**DATA TO PROCESS:**
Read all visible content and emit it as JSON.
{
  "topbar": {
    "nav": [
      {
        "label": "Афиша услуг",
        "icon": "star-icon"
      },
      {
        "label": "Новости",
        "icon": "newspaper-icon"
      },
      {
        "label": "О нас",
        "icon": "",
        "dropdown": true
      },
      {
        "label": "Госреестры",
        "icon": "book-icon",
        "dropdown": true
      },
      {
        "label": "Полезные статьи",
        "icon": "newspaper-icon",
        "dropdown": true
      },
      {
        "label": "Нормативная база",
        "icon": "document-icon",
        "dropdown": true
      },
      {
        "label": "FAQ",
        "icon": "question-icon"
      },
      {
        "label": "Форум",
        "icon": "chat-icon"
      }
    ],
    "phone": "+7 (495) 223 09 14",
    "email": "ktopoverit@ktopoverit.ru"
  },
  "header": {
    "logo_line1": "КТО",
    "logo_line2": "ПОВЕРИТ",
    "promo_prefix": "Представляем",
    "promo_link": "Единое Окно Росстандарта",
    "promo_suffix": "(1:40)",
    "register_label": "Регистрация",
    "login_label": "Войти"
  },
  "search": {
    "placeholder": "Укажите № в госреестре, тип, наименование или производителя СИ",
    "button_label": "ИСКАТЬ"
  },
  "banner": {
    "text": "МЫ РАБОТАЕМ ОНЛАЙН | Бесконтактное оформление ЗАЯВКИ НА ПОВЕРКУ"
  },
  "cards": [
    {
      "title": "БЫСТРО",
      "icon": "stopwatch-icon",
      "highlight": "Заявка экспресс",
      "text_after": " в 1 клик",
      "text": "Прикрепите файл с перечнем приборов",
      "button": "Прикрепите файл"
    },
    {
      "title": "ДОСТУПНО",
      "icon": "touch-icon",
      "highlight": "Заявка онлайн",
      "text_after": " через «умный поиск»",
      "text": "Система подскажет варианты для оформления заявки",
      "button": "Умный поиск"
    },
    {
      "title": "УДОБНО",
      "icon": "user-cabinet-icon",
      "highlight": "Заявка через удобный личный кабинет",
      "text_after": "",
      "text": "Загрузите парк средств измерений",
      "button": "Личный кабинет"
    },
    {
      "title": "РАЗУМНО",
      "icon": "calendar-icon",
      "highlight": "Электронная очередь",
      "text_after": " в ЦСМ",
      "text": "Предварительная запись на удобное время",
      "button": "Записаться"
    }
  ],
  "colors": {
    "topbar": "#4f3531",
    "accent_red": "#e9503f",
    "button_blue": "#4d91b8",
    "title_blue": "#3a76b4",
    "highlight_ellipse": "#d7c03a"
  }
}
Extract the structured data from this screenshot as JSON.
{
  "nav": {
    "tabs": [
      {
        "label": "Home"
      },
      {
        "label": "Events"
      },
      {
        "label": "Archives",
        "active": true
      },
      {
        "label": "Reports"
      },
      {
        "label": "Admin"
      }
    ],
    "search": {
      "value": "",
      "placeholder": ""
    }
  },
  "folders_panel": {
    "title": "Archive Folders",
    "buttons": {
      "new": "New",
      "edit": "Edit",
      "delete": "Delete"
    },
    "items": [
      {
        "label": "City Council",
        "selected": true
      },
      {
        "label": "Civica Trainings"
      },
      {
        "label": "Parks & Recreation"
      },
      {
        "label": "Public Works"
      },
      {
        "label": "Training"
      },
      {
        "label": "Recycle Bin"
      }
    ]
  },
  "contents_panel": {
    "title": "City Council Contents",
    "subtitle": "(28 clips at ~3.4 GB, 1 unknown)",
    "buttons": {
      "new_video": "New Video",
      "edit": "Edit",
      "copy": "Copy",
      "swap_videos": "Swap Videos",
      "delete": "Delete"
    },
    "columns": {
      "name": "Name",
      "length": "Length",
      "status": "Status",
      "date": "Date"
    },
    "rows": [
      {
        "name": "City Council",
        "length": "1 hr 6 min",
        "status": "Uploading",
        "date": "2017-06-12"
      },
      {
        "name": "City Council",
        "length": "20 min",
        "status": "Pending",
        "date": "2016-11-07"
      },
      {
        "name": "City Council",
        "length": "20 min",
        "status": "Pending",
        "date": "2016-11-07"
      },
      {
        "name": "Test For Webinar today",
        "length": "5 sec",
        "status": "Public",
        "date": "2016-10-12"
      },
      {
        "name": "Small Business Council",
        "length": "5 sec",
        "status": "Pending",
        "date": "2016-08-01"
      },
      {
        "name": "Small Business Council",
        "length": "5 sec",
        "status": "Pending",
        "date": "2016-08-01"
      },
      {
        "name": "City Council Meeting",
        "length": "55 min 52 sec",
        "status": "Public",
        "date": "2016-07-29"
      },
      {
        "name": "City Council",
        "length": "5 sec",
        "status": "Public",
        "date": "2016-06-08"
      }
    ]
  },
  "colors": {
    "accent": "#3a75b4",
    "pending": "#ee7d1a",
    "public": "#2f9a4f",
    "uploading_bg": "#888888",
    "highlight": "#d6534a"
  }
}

**EXERCISE DETAILS:** Count the lines that hold the string "файл", and reply with that number alone.

**FINISHED TASK:** 2